Records about charts and figures.
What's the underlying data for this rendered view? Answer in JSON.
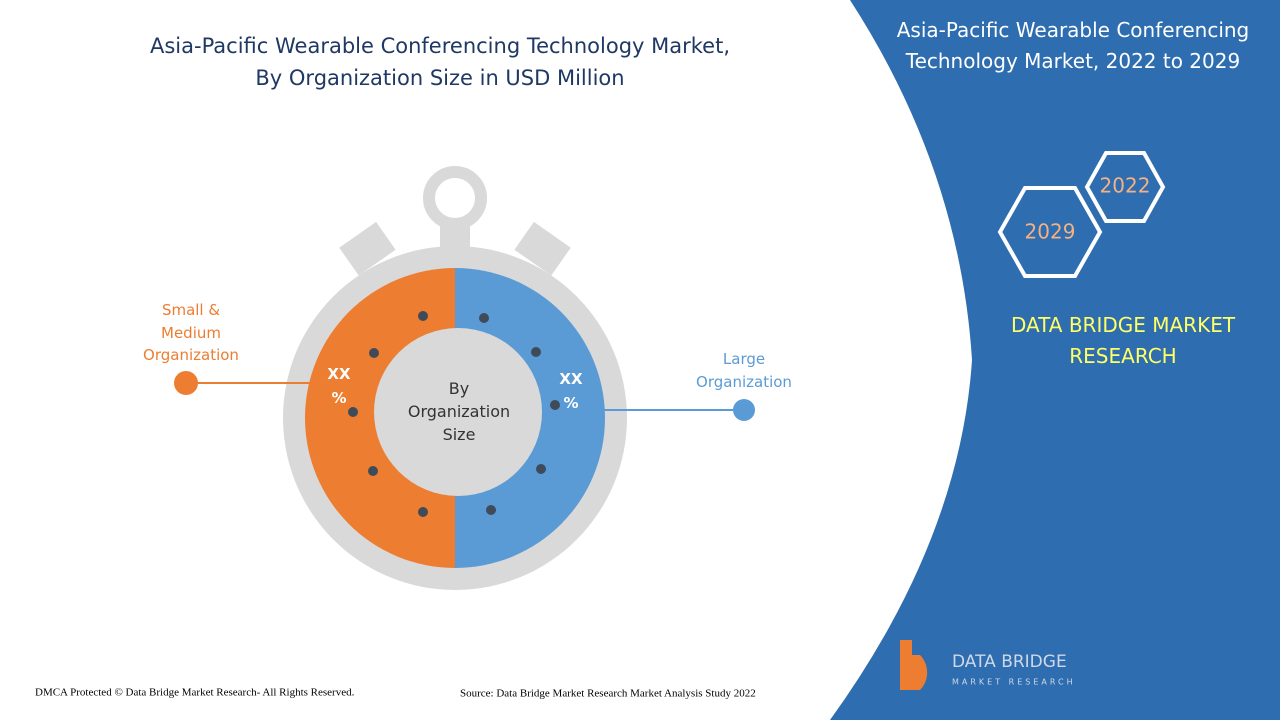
{
  "header": {
    "title_lines": [
      "Asia-Pacific Wearable Conferencing Technology Market,",
      "By Organization Size in USD Million"
    ]
  },
  "diagram": {
    "center_lines": [
      "By",
      "Organization",
      "Size"
    ],
    "segments": [
      {
        "label_lines": [
          "Small &",
          "Medium",
          "Organization"
        ],
        "value_lines": [
          "XX",
          "%"
        ]
      },
      {
        "label_lines": [
          "Large",
          "Organization"
        ],
        "value_lines": [
          "XX",
          "%"
        ]
      }
    ]
  },
  "panel": {
    "title_lines": [
      "Asia-Pacific Wearable Conferencing",
      "Technology Market, 2022 to 2029"
    ],
    "years": [
      "2022",
      "2029"
    ],
    "brand_lines": [
      "DATA BRIDGE MARKET",
      "RESEARCH"
    ],
    "logo_lines": [
      "DATA BRIDGE",
      "MARKET RESEARCH"
    ]
  },
  "footer": {
    "copyright": "DMCA Protected © Data Bridge Market Research- All Rights Reserved.",
    "source": "Source: Data Bridge Market Research Market Analysis Study 2022"
  }
}
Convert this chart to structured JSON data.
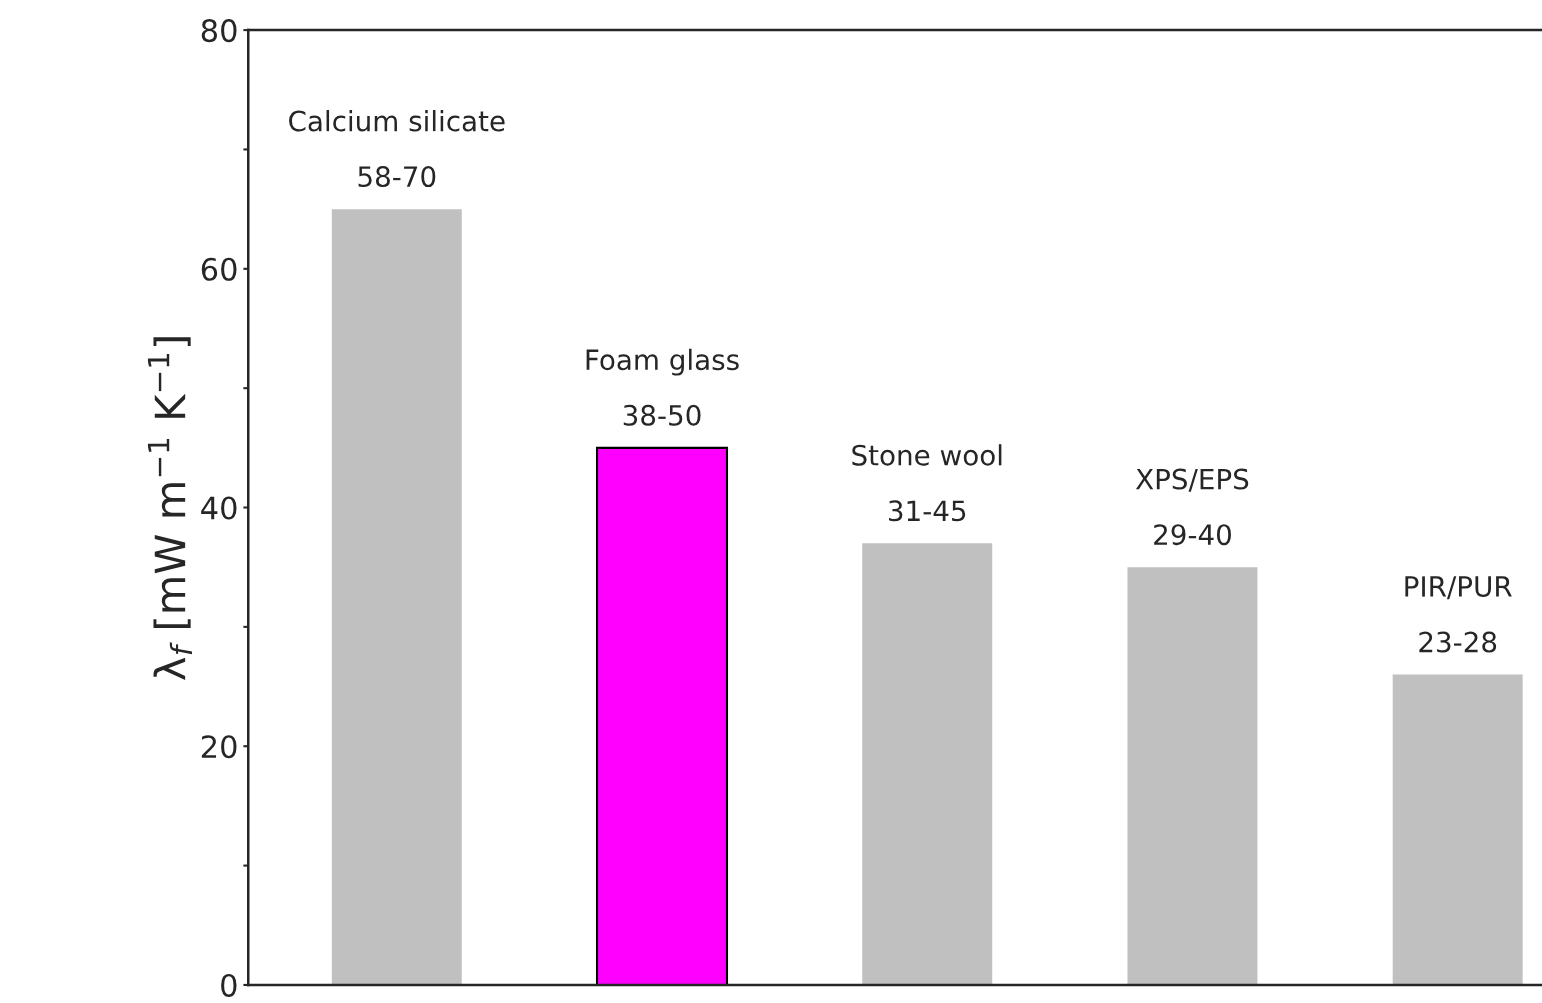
{
  "chart_data": {
    "type": "bar",
    "ylabel": "λ$_{f}$ [mW m$^{−1}$ K$^{−1}$]",
    "categories": [
      "Calcium silicate",
      "Foam glass",
      "Stone wool",
      "XPS/EPS",
      "PIR/PUR"
    ],
    "values": [
      65,
      45,
      37,
      35,
      26
    ],
    "value_labels": [
      "58-70",
      "38-50",
      "31-45",
      "29-40",
      "23-28"
    ],
    "colors": [
      "#c0c0c0",
      "#ff00ff",
      "#c0c0c0",
      "#c0c0c0",
      "#c0c0c0"
    ],
    "ylim": [
      0,
      80
    ],
    "yticks": [
      0,
      {
        "value": 10,
        "label": null
      },
      20,
      {
        "value": 30,
        "label": null
      },
      40,
      {
        "value": 50,
        "label": null
      },
      60,
      {
        "value": 70,
        "label": null
      },
      80
    ],
    "grid": false,
    "legend": false
  }
}
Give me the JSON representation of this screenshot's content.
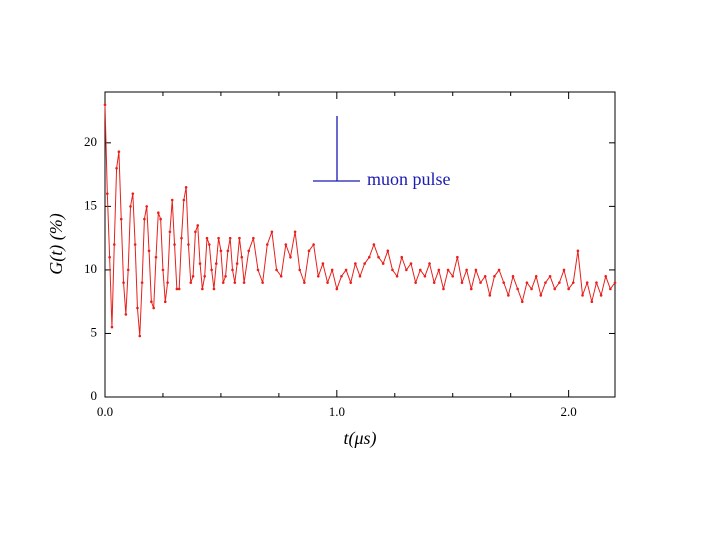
{
  "chart_data": {
    "type": "line",
    "x_label": "t(μs)",
    "y_label": "G(t) (%)",
    "annotation": "muon pulse",
    "x": [
      0.0,
      0.01,
      0.02,
      0.03,
      0.04,
      0.05,
      0.06,
      0.07,
      0.08,
      0.09,
      0.1,
      0.11,
      0.12,
      0.13,
      0.14,
      0.15,
      0.16,
      0.17,
      0.18,
      0.19,
      0.2,
      0.21,
      0.22,
      0.23,
      0.24,
      0.25,
      0.26,
      0.27,
      0.28,
      0.29,
      0.3,
      0.31,
      0.32,
      0.33,
      0.34,
      0.35,
      0.36,
      0.37,
      0.38,
      0.39,
      0.4,
      0.41,
      0.42,
      0.43,
      0.44,
      0.45,
      0.46,
      0.47,
      0.48,
      0.49,
      0.5,
      0.51,
      0.52,
      0.53,
      0.54,
      0.55,
      0.56,
      0.57,
      0.58,
      0.59,
      0.6,
      0.62,
      0.64,
      0.66,
      0.68,
      0.7,
      0.72,
      0.74,
      0.76,
      0.78,
      0.8,
      0.82,
      0.84,
      0.86,
      0.88,
      0.9,
      0.92,
      0.94,
      0.96,
      0.98,
      1.0,
      1.02,
      1.04,
      1.06,
      1.08,
      1.1,
      1.12,
      1.14,
      1.16,
      1.18,
      1.2,
      1.22,
      1.24,
      1.26,
      1.28,
      1.3,
      1.32,
      1.34,
      1.36,
      1.38,
      1.4,
      1.42,
      1.44,
      1.46,
      1.48,
      1.5,
      1.52,
      1.54,
      1.56,
      1.58,
      1.6,
      1.62,
      1.64,
      1.66,
      1.68,
      1.7,
      1.72,
      1.74,
      1.76,
      1.78,
      1.8,
      1.82,
      1.84,
      1.86,
      1.88,
      1.9,
      1.92,
      1.94,
      1.96,
      1.98,
      2.0,
      2.02,
      2.04,
      2.06,
      2.08,
      2.1,
      2.12,
      2.14,
      2.16,
      2.18,
      2.2
    ],
    "series": [
      {
        "name": "G(t)",
        "color": "#e8201c",
        "values": [
          23,
          16,
          11,
          5.5,
          12,
          18,
          19.3,
          14,
          9,
          6.5,
          10,
          15,
          16,
          12,
          7,
          4.8,
          9,
          14,
          15,
          11.5,
          7.5,
          7,
          11,
          14.5,
          14,
          10,
          7.5,
          9,
          13,
          15.5,
          12,
          8.5,
          8.5,
          12.5,
          15.5,
          16.5,
          12,
          9,
          9.5,
          13,
          13.5,
          10.5,
          8.5,
          9.5,
          12.5,
          12,
          10,
          8.5,
          10.5,
          12.5,
          11.5,
          9,
          9.5,
          11.5,
          12.5,
          10,
          9,
          10.5,
          12.5,
          11,
          9,
          11.5,
          12.5,
          10,
          9,
          12,
          13,
          10,
          9.5,
          12,
          11,
          13,
          10,
          9,
          11.5,
          12,
          9.5,
          10.5,
          9,
          10,
          8.5,
          9.5,
          10,
          9,
          10.5,
          9.5,
          10.5,
          11,
          12,
          11,
          10.5,
          11.5,
          10,
          9.5,
          11,
          10,
          10.5,
          9,
          10,
          9.5,
          10.5,
          9,
          10,
          8.5,
          10,
          9.5,
          11,
          9,
          10,
          8.5,
          10,
          9,
          9.5,
          8,
          9.5,
          10,
          9,
          8,
          9.5,
          8.5,
          7.5,
          9,
          8.5,
          9.5,
          8,
          9,
          9.5,
          8.5,
          9,
          10,
          8.5,
          9,
          11.5,
          8,
          9,
          7.5,
          9,
          8,
          9.5,
          8.5,
          9
        ]
      }
    ],
    "xlim": [
      0,
      2.2
    ],
    "ylim": [
      0,
      24
    ],
    "xticks": [
      {
        "value": 0,
        "label": "0.0"
      },
      {
        "value": 1,
        "label": "1.0"
      },
      {
        "value": 2,
        "label": "2.0"
      }
    ],
    "xminorticks": [
      0.25,
      0.5,
      0.75,
      1.25,
      1.5,
      1.75
    ],
    "yticks": [
      0,
      5,
      10,
      15,
      20
    ]
  }
}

EXERCISE GOAL.
Where a line holds the string "Wearable", copy that line.

SOLUTION BELOW.
      "Asia-Pacific Wearable Conferencing Technology Market,",
      "Asia-Pacific Wearable Conferencing",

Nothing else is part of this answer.